# Prompt:
Please copy all the lines that follow, word for word.
──────────────────────────────
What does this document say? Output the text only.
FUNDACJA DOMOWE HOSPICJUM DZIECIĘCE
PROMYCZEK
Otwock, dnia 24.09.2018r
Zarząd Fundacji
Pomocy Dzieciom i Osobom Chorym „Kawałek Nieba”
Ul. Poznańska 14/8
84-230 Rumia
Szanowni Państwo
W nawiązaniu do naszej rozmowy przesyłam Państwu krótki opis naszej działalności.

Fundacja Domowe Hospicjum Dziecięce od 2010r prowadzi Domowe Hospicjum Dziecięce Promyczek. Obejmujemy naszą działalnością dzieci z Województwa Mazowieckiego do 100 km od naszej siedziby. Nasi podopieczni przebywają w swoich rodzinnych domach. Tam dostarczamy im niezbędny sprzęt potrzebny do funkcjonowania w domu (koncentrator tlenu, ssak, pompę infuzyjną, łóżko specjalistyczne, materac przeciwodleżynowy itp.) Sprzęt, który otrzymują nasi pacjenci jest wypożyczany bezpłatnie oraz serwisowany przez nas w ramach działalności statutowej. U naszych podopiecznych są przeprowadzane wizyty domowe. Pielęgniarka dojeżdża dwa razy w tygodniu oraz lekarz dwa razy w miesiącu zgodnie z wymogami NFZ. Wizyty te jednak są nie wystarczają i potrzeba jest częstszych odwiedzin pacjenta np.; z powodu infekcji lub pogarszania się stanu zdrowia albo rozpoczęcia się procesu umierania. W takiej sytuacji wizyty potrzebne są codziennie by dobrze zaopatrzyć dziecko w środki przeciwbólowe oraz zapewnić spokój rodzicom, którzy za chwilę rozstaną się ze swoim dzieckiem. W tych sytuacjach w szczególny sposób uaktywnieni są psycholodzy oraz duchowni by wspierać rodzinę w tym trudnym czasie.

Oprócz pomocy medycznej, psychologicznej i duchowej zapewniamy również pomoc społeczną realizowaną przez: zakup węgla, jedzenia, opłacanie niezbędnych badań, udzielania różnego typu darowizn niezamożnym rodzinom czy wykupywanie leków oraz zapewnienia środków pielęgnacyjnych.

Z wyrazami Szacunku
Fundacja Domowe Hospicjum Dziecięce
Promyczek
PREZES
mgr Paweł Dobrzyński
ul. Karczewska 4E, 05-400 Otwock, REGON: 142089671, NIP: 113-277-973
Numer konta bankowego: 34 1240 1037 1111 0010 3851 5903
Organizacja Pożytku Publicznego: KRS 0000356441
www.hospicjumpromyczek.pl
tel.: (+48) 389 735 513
──────────────────────────────
# Solution for this exercise:
What does this document say? Output the text only.
FUNDACJA DOMOWE HOSPICJUM DZIECIĘCE
PROMYCZEK
Otwock, dnia 24.09.2018r
Zarząd Fundacji
Pomocy Dzieciom i Osobom Chorym „Kawałek Nieba”
Ul. Poznańska 14/8
84-230 Rumia
Szanowni Państwo
W nawiązaniu do naszej rozmowy przesyłam Państwu krótki opis naszej działalności.

Fundacja Domowe Hospicjum Dziecięce od 2010r prowadzi Domowe Hospicjum Dziecięce Promyczek. Obejmujemy naszą działalnością dzieci z Województwa Mazowieckiego do 100 km od naszej siedziby. Nasi podopieczni przebywają w swoich rodzinnych domach. Tam dostarczamy im niezbędny sprzęt potrzebny do funkcjonowania w domu (koncentrator tlenu, ssak, pompę infuzyjną, łóżko specjalistyczne, materac przeciwodleżynowy itp.) Sprzęt, który otrzymują nasi pacjenci jest wypożyczany bezpłatnie oraz serwisowany przez nas w ramach działalności statutowej. U naszych podopiecznych są przeprowadzane wizyty domowe. Pielęgniarka dojeżdża dwa razy w tygodniu oraz lekarz dwa razy w miesiącu zgodnie z wymogami NFZ. Wizyty te jednak są nie wystarczają i potrzeba jest częstszych odwiedzin pacjenta np.; z powodu infekcji lub pogarszania się stanu zdrowia albo rozpoczęcia się procesu umierania. W takiej sytuacji wizyty potrzebne są codziennie by dobrze zaopatrzyć dziecko w środki przeciwbólowe oraz zapewnić spokój rodzicom, którzy za chwilę rozstaną się ze swoim dzieckiem. W tych sytuacjach w szczególny sposób uaktywnieni są psycholodzy oraz duchowni by wspierać rodzinę w tym trudnym czasie.

Oprócz pomocy medycznej, psychologicznej i duchowej zapewniamy również pomoc społeczną realizowaną przez: zakup węgla, jedzenia, opłacanie niezbędnych badań, udzielania różnego typu darowizn niezamożnym rodzinom czy wykupywanie leków oraz zapewnienia środków pielęgnacyjnych.

Z wyrazami Szacunku
Fundacja Domowe Hospicjum Dziecięce
Promyczek
PREZES
mgr Paweł Dobrzyński
ul. Karczewska 4E, 05-400 Otwock, REGON: 142089671, NIP: 113-277-973
Numer konta bankowego: 34 1240 1037 1111 0010 3851 5903
Organizacja Pożytku Publicznego: KRS 0000356441
www.hospicjumpromyczek.pl
tel.: (+48) 389 735 513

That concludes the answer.